__DIRECTIONS__. Write out the listing below exactly, and omit any images you find in it.

__GIVEN RECORDS__.
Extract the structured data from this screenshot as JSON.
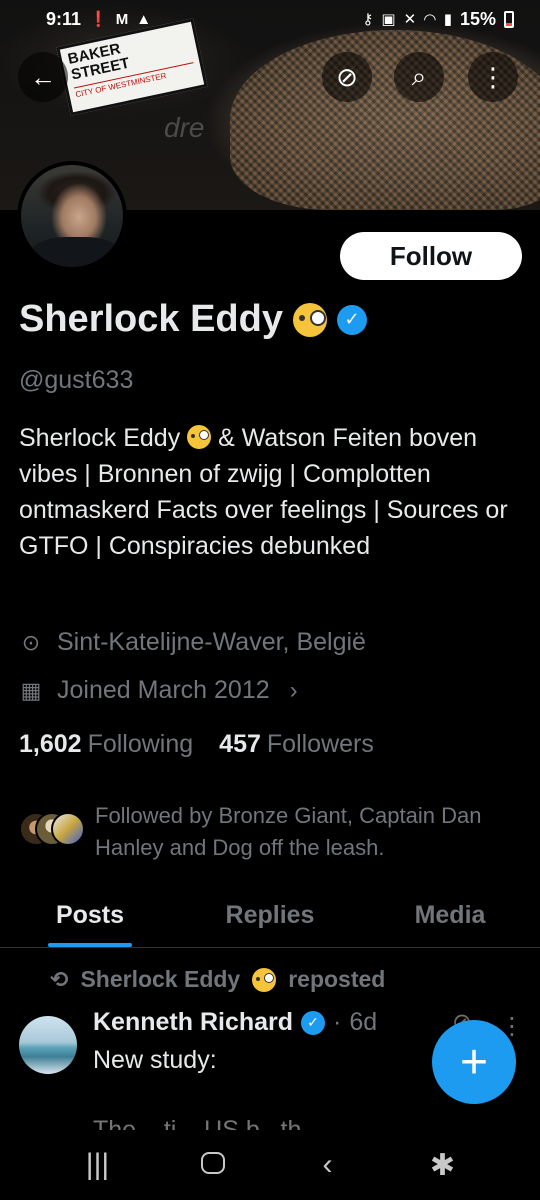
{
  "status_bar": {
    "time": "9:11",
    "left_icons": [
      "shield-alert-icon",
      "gmail-icon",
      "app-icon"
    ],
    "right_icons": [
      "key-icon",
      "lock-icon",
      "mute-icon",
      "wifi-icon",
      "signal-icon"
    ],
    "battery_percent": "15%",
    "battery_level": 0.15
  },
  "banner": {
    "sign_line1": "BAKER",
    "sign_line2": "STREET",
    "sign_line3": "CITY OF WESTMINSTER",
    "watermark": "dre"
  },
  "header_actions": {
    "back_icon": "←",
    "grok_icon": "⊘",
    "search_icon": "⌕",
    "more_icon": "⋮"
  },
  "profile": {
    "follow_label": "Follow",
    "display_name": "Sherlock Eddy",
    "verified_mark": "✓",
    "handle": "@gust633",
    "bio_line1_a": "Sherlock Eddy",
    "bio_line1_b": "& Watson Feiten",
    "bio_rest": "boven vibes | Bronnen of zwijg | Complotten ontmaskerd Facts over feelings | Sources or GTFO | Conspiracies debunked",
    "location": "Sint-Katelijne-Waver, België",
    "joined": "Joined March 2012",
    "following_count": "1,602",
    "following_label": "Following",
    "followers_count": "457",
    "followers_label": "Followers",
    "followed_by_text": "Followed by Bronze Giant, Captain Dan Hanley and Dog off the leash."
  },
  "tabs": [
    {
      "label": "Posts",
      "active": true
    },
    {
      "label": "Replies",
      "active": false
    },
    {
      "label": "Media",
      "active": false
    }
  ],
  "post": {
    "repost_by": "Sherlock Eddy",
    "repost_suffix": "reposted",
    "author": "Kenneth Richard",
    "time": "6d",
    "dot": "·",
    "text_line1": "New study:",
    "text_faded": "The ...ti... US b...th"
  },
  "fab_label": "+",
  "nav": {
    "recents": "|||",
    "back": "‹",
    "accessibility": "✱"
  }
}
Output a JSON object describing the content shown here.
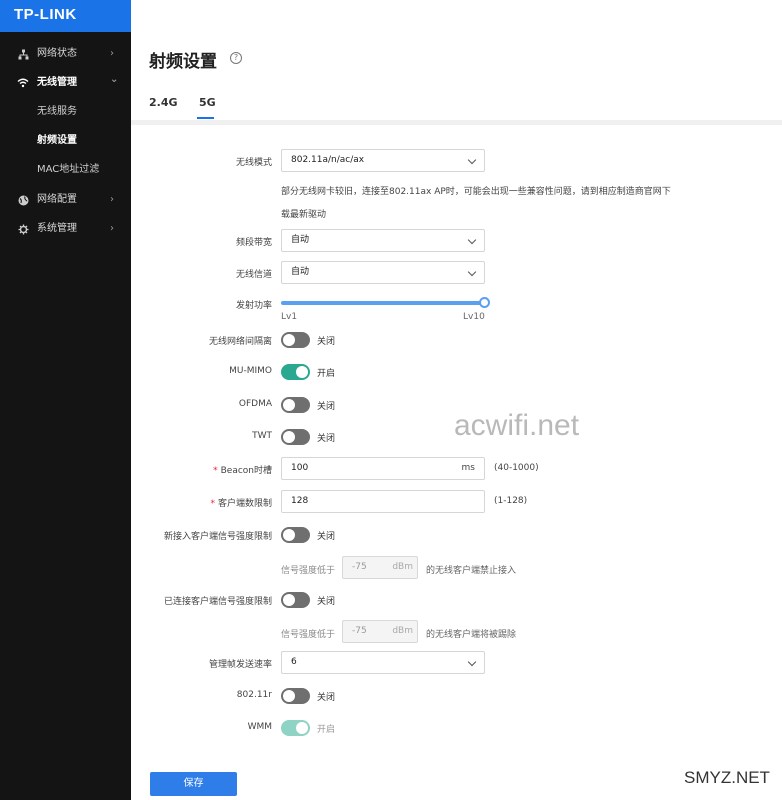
{
  "brand": {
    "logo": "TP-LINK",
    "color": "#1b73e8"
  },
  "sidebar": {
    "items": [
      {
        "label": "网络状态",
        "icon": "network-status-icon"
      },
      {
        "label": "无线管理",
        "icon": "wifi-icon"
      },
      {
        "label": "网络配置",
        "icon": "globe-icon"
      },
      {
        "label": "系统管理",
        "icon": "gear-icon"
      }
    ],
    "sub_items": [
      "无线服务",
      "射频设置",
      "MAC地址过滤"
    ],
    "chevron_right": "›",
    "chevron_down": "⌄"
  },
  "page": {
    "title": "射频设置",
    "help": "?"
  },
  "tabs": [
    {
      "label": "2.4G"
    },
    {
      "label": "5G",
      "active": true
    }
  ],
  "form": {
    "wireless_mode": {
      "label": "无线模式",
      "value": "802.11a/n/ac/ax"
    },
    "mode_note_line1": "部分无线网卡较旧，连接至802.11ax AP时，可能会出现一些兼容性问题，请到相应制造商官网下",
    "mode_note_line2": "载最新驱动",
    "bandwidth": {
      "label": "频段带宽",
      "value": "自动"
    },
    "channel": {
      "label": "无线信道",
      "value": "自动"
    },
    "tx_power": {
      "label": "发射功率",
      "min_label": "Lv1",
      "max_label": "Lv10",
      "level": 10
    },
    "isolation": {
      "label": "无线网络间隔离",
      "state": "关闭"
    },
    "mu_mimo": {
      "label": "MU-MIMO",
      "state": "开启"
    },
    "ofdma": {
      "label": "OFDMA",
      "state": "关闭"
    },
    "twt": {
      "label": "TWT",
      "state": "关闭"
    },
    "beacon": {
      "required": "*",
      "label": "Beacon时槽",
      "value": "100",
      "unit": "ms",
      "range": "(40-1000)"
    },
    "client_limit": {
      "required": "*",
      "label": "客户端数限制",
      "value": "128",
      "range": "(1-128)"
    },
    "new_client_signal": {
      "label": "新接入客户端信号强度限制",
      "state": "关闭",
      "pre": "信号强度低于",
      "value": "-75",
      "unit": "dBm",
      "post": "的无线客户端禁止接入"
    },
    "connected_client_signal": {
      "label": "已连接客户端信号强度限制",
      "state": "关闭",
      "pre": "信号强度低于",
      "value": "-75",
      "unit": "dBm",
      "post": "的无线客户端将被踢除"
    },
    "mgmt_rate": {
      "label": "管理帧发送速率",
      "value": "6"
    },
    "r80211r": {
      "label": "802.11r",
      "state": "关闭"
    },
    "wmm": {
      "label": "WMM",
      "state": "开启"
    }
  },
  "save_button": "保存",
  "watermarks": {
    "center": "acwifi.net",
    "corner": "SMYZ.NET"
  },
  "colors": {
    "toggle_on": "#2aa890",
    "toggle_off": "#6f6f6f",
    "slider": "#5b9ff0",
    "save": "#2e7de9"
  }
}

__COMPLETE ANSWER__.
Extract the structured data from this screenshot as JSON.
{
  "status_bar": {
    "time": "9:11",
    "left_icons": [
      "shield-alert-icon",
      "gmail-icon",
      "app-icon"
    ],
    "right_icons": [
      "key-icon",
      "lock-icon",
      "mute-icon",
      "wifi-icon",
      "signal-icon"
    ],
    "battery_percent": "15%",
    "battery_level": 0.15
  },
  "banner": {
    "sign_line1": "BAKER",
    "sign_line2": "STREET",
    "sign_line3": "CITY OF WESTMINSTER",
    "watermark": "dre"
  },
  "header_actions": {
    "back_icon": "←",
    "grok_icon": "⊘",
    "search_icon": "⌕",
    "more_icon": "⋮"
  },
  "profile": {
    "follow_label": "Follow",
    "display_name": "Sherlock Eddy",
    "verified_mark": "✓",
    "handle": "@gust633",
    "bio_line1_a": "Sherlock Eddy",
    "bio_line1_b": "& Watson Feiten",
    "bio_rest": "boven vibes | Bronnen of zwijg | Complotten ontmaskerd Facts over feelings | Sources or GTFO | Conspiracies debunked",
    "location": "Sint-Katelijne-Waver, België",
    "joined": "Joined March 2012",
    "following_count": "1,602",
    "following_label": "Following",
    "followers_count": "457",
    "followers_label": "Followers",
    "followed_by_text": "Followed by Bronze Giant, Captain Dan Hanley and Dog off the leash."
  },
  "tabs": [
    {
      "label": "Posts",
      "active": true
    },
    {
      "label": "Replies",
      "active": false
    },
    {
      "label": "Media",
      "active": false
    }
  ],
  "post": {
    "repost_by": "Sherlock Eddy",
    "repost_suffix": "reposted",
    "author": "Kenneth Richard",
    "time": "6d",
    "dot": "·",
    "text_line1": "New study:",
    "text_faded": "The ...ti... US b...th"
  },
  "fab_label": "+",
  "nav": {
    "recents": "|||",
    "back": "‹",
    "accessibility": "✱"
  }
}
Output a JSON object describing the content shown here.
{
  "brand": {
    "logo": "TP-LINK",
    "color": "#1b73e8"
  },
  "sidebar": {
    "items": [
      {
        "label": "网络状态",
        "icon": "network-status-icon"
      },
      {
        "label": "无线管理",
        "icon": "wifi-icon"
      },
      {
        "label": "网络配置",
        "icon": "globe-icon"
      },
      {
        "label": "系统管理",
        "icon": "gear-icon"
      }
    ],
    "sub_items": [
      "无线服务",
      "射频设置",
      "MAC地址过滤"
    ],
    "chevron_right": "›",
    "chevron_down": "⌄"
  },
  "page": {
    "title": "射频设置",
    "help": "?"
  },
  "tabs": [
    {
      "label": "2.4G"
    },
    {
      "label": "5G",
      "active": true
    }
  ],
  "form": {
    "wireless_mode": {
      "label": "无线模式",
      "value": "802.11a/n/ac/ax"
    },
    "mode_note_line1": "部分无线网卡较旧，连接至802.11ax AP时，可能会出现一些兼容性问题，请到相应制造商官网下",
    "mode_note_line2": "载最新驱动",
    "bandwidth": {
      "label": "频段带宽",
      "value": "自动"
    },
    "channel": {
      "label": "无线信道",
      "value": "自动"
    },
    "tx_power": {
      "label": "发射功率",
      "min_label": "Lv1",
      "max_label": "Lv10",
      "level": 10
    },
    "isolation": {
      "label": "无线网络间隔离",
      "state": "关闭"
    },
    "mu_mimo": {
      "label": "MU-MIMO",
      "state": "开启"
    },
    "ofdma": {
      "label": "OFDMA",
      "state": "关闭"
    },
    "twt": {
      "label": "TWT",
      "state": "关闭"
    },
    "beacon": {
      "required": "*",
      "label": "Beacon时槽",
      "value": "100",
      "unit": "ms",
      "range": "(40-1000)"
    },
    "client_limit": {
      "required": "*",
      "label": "客户端数限制",
      "value": "128",
      "range": "(1-128)"
    },
    "new_client_signal": {
      "label": "新接入客户端信号强度限制",
      "state": "关闭",
      "pre": "信号强度低于",
      "value": "-75",
      "unit": "dBm",
      "post": "的无线客户端禁止接入"
    },
    "connected_client_signal": {
      "label": "已连接客户端信号强度限制",
      "state": "关闭",
      "pre": "信号强度低于",
      "value": "-75",
      "unit": "dBm",
      "post": "的无线客户端将被踢除"
    },
    "mgmt_rate": {
      "label": "管理帧发送速率",
      "value": "6"
    },
    "r80211r": {
      "label": "802.11r",
      "state": "关闭"
    },
    "wmm": {
      "label": "WMM",
      "state": "开启"
    }
  },
  "save_button": "保存",
  "watermarks": {
    "center": "acwifi.net",
    "corner": "SMYZ.NET"
  },
  "colors": {
    "toggle_on": "#2aa890",
    "toggle_off": "#6f6f6f",
    "slider": "#5b9ff0",
    "save": "#2e7de9"
  }
}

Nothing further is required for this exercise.